## WHAT NEEDS TO BE DONE
Without omitting anything, retype the data that follows.

[Dataset excerpts]
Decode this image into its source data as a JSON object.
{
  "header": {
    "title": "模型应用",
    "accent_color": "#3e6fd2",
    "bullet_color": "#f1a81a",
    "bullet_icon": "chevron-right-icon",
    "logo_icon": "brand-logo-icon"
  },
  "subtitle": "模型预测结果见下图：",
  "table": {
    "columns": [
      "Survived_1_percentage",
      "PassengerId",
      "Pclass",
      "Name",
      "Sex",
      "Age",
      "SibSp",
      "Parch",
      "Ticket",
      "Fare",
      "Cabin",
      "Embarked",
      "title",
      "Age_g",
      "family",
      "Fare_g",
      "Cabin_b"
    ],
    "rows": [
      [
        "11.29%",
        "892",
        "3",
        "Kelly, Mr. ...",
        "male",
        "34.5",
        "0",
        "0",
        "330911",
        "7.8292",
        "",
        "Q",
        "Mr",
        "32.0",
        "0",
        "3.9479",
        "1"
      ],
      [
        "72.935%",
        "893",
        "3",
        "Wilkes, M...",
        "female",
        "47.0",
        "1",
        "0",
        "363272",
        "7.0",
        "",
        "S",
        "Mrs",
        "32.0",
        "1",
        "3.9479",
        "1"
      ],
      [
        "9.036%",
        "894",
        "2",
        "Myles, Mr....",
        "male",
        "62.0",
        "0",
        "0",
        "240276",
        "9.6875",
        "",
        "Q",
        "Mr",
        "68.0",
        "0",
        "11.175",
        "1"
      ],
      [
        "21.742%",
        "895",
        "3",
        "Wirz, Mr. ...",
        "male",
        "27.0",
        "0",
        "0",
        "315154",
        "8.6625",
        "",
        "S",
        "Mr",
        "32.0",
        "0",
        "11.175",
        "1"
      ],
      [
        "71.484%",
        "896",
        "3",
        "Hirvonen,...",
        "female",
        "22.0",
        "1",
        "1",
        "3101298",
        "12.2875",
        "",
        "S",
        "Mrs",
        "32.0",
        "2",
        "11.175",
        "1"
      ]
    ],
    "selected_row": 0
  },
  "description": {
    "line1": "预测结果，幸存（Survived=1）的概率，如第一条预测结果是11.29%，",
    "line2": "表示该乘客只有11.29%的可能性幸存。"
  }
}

## WRITTEN RESPONSE
Decode this image into its source data as a JSON object.
{
  "header": {
    "title": "模型应用",
    "accent_color": "#3e6fd2",
    "bullet_color": "#f1a81a",
    "bullet_icon": "chevron-right-icon",
    "logo_icon": "brand-logo-icon"
  },
  "subtitle": "模型预测结果见下图：",
  "table": {
    "columns": [
      "Survived_1_percentage",
      "PassengerId",
      "Pclass",
      "Name",
      "Sex",
      "Age",
      "SibSp",
      "Parch",
      "Ticket",
      "Fare",
      "Cabin",
      "Embarked",
      "title",
      "Age_g",
      "family",
      "Fare_g",
      "Cabin_b"
    ],
    "rows": [
      [
        "11.29%",
        "892",
        "3",
        "Kelly, Mr. ...",
        "male",
        "34.5",
        "0",
        "0",
        "330911",
        "7.8292",
        "",
        "Q",
        "Mr",
        "32.0",
        "0",
        "3.9479",
        "1"
      ],
      [
        "72.935%",
        "893",
        "3",
        "Wilkes, M...",
        "female",
        "47.0",
        "1",
        "0",
        "363272",
        "7.0",
        "",
        "S",
        "Mrs",
        "32.0",
        "1",
        "3.9479",
        "1"
      ],
      [
        "9.036%",
        "894",
        "2",
        "Myles, Mr....",
        "male",
        "62.0",
        "0",
        "0",
        "240276",
        "9.6875",
        "",
        "Q",
        "Mr",
        "68.0",
        "0",
        "11.175",
        "1"
      ],
      [
        "21.742%",
        "895",
        "3",
        "Wirz, Mr. ...",
        "male",
        "27.0",
        "0",
        "0",
        "315154",
        "8.6625",
        "",
        "S",
        "Mr",
        "32.0",
        "0",
        "11.175",
        "1"
      ],
      [
        "71.484%",
        "896",
        "3",
        "Hirvonen,...",
        "female",
        "22.0",
        "1",
        "1",
        "3101298",
        "12.2875",
        "",
        "S",
        "Mrs",
        "32.0",
        "2",
        "11.175",
        "1"
      ]
    ],
    "selected_row": 0
  },
  "description": {
    "line1": "预测结果，幸存（Survived=1）的概率，如第一条预测结果是11.29%，",
    "line2": "表示该乘客只有11.29%的可能性幸存。"
  }
}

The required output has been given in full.